● YOUR TASKS:
1. Check each statement against the UFS abort thread and answer yes or no, quoting the words that decide it: (a) the legacy SDB mode is protected by the outstanding_lock; (b) Bart says his comment applies only to MCQ mode; (c) the concern is that hba->clk_gating.active_reqs could be decremented three times.
2. Reproduce the UFS abort thread word for word from "On 10/7/24 12:20" to "ufshcd_abort_one() calling ufshcd_try_to_abort_task()".
3. Please extend the UFS abort thread, picking up after its final line.

● EXTRACTED TEXT:

On 10/7/24 12:20 AM, Peter Wang (王信友) wrote:
On Thu, 2024-10-03 at 13:02 -0700, Bart Van Assche wrote:
External email : Please do not click links or open attachments until
you have verified the sender or the content.
On 10/2/24 5:42 AM, Peter Wang (王信友) wrote:
This patch merely aligns with the approach of SDB mode
and does not involve the flow of scsi_done. Besides,
I don't see any issue with concurrency between
ufshcd_abort_one() calling ufshcd_try_to_abort_task()
and scsi_done(). Can you point out the specific flow where
the problem occurs? If there is one, shouldn't SDB mode
have the same issue?
Hi Peter,
Correct, my comment applies to both legacy mode and MCQ mode. From
the
section in the UFS standard about ABORT TASK: "A response of FUNCTION
COMPLETE shall indicate that the command was aborted or was not in
the
task set." In other words, if a command completes just before
ufshcd_try_to_abort_task() calls ufshcd_issue_tm_cmd(), then
ufshcd_try_to_abort_task() will call ufshcd_clear_cmd() for a command
that has already completed. In legacy mode, this call will succeed.
Hi Bart,
Yes, the legacy SDB mode is protected by the outstanding_lock.
Hence, both ufshcd_compl_one_cqe() and ufshcd_abort_all() will call
ufshcd_release(hba). This will cause hba->clk_gating.active_reqs to
be
decremented twice instead of only once. Do you agree that this can
happen and also that it should be prevented that this happens?
Thanks,
Bart.
Sorry, I still don't understand why both ufshcd_compl_one_cqe()
and ufshcd_abort_all() will call ufshcd_release(hba)?

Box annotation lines
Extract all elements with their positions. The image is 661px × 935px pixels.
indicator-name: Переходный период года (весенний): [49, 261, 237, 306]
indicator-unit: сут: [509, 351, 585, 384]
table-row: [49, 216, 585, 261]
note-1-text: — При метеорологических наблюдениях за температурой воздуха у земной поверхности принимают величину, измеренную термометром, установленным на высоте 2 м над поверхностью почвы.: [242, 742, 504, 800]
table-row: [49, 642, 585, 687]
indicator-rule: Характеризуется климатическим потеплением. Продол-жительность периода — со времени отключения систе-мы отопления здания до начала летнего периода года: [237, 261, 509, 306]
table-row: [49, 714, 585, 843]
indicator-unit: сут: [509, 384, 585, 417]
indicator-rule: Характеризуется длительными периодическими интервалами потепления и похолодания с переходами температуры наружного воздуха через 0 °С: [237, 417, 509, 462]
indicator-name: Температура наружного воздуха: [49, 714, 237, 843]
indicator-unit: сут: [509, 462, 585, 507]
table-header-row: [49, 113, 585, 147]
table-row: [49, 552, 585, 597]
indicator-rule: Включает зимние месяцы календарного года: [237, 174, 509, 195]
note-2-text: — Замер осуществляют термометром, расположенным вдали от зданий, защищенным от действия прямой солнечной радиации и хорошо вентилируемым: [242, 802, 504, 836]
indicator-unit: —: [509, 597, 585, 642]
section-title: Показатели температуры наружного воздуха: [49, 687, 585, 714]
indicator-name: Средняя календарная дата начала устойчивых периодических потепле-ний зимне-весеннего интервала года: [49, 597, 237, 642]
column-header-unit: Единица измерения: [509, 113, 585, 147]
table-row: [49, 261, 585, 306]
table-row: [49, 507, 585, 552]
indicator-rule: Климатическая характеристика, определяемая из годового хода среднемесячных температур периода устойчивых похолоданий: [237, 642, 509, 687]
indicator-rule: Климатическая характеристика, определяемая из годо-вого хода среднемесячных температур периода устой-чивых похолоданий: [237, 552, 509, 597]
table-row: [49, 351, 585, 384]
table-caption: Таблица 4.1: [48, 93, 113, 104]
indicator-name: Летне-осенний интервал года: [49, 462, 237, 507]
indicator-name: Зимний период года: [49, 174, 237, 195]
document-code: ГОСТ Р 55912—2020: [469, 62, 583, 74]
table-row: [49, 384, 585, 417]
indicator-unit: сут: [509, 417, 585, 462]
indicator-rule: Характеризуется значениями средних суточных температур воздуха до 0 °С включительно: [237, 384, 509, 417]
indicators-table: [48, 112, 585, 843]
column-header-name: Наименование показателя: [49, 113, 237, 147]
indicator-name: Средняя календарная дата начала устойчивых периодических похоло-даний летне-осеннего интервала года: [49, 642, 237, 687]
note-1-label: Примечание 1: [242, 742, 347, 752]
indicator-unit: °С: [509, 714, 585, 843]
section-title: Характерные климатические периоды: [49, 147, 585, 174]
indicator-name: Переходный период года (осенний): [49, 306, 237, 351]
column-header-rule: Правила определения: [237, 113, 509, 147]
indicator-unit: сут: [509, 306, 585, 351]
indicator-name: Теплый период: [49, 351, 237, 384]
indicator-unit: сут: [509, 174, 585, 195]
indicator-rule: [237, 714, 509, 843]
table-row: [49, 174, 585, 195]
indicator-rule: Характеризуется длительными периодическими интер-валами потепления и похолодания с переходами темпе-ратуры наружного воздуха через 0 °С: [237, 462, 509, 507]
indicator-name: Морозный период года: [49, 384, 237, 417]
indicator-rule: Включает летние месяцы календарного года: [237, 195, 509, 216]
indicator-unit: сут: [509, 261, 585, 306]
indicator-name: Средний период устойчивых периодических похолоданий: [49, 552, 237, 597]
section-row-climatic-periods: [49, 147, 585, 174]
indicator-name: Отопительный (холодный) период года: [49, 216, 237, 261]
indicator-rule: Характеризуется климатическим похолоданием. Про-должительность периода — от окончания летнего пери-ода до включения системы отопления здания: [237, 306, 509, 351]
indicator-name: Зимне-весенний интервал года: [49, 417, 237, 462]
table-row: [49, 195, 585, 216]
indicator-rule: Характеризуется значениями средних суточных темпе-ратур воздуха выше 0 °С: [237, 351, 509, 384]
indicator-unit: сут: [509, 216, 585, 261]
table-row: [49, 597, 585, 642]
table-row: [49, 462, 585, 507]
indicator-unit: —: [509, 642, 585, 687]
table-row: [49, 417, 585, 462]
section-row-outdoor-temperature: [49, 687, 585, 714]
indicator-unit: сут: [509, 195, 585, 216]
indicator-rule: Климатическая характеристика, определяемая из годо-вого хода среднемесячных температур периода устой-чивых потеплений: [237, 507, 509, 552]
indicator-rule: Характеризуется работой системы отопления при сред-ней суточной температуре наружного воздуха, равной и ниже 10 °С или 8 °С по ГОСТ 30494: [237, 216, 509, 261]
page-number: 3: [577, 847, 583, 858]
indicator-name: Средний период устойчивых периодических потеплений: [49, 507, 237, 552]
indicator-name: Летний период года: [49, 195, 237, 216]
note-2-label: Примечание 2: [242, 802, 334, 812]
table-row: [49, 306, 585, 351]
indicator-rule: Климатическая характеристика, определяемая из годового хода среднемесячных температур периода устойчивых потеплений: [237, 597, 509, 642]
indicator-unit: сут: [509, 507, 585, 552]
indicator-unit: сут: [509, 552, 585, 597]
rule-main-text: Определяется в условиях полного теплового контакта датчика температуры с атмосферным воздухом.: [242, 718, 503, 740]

● ANSWER LIST:
1.
(a) Yes: "Yes, the legacy SDB mode is protected by the outstanding_lock."
(b) No: "Correct, my comment applies to both legacy mode and MCQ mode."
(c) No: "decremented twice instead of only once."

2.
On 10/7/24 12:20 AM, Peter Wang (王信友) wrote:
On Thu, 2024-10-03 at 13:02 -0700, Bart Van Assche wrote:
External email : Please do not click links or open attachments until
you have verified the sender or the content.
On 10/2/24 5:42 AM, Peter Wang (王信友) wrote:
This patch merely aligns with the approach of SDB mode
and does not involve the flow of scsi_done. Besides,
I don't see any issue with concurrency between
ufshcd_abort_one() calling ufshcd_try_to_abort_task()

3.
Because I have already removed the ufshcd_release_scsi_cmd from
ufshcd_abort_one, so the command won't be released immediately
after ufshcd_try_to_abort_task succeeds. Instead, it will wait
until the CQ Entry comes in before releasing. And since it is
protected by the cq_lock, it should only release once, right?
Hi Peter,
I think what you wrote applies to MCQ mode only. In my previous email
I clearly referred to "legacy mode" (SDB mode). Summarizing my previous
email, I think that in legacy mode it is possible that ufshcd_release()
is called twice while it only should be called once. Here are the
possible solutions I see:
* Add a function to the SCSI core for setting SCMD_STATE_COMPLETE. This
may be controversial since no other SCSI LLD needs this functionality.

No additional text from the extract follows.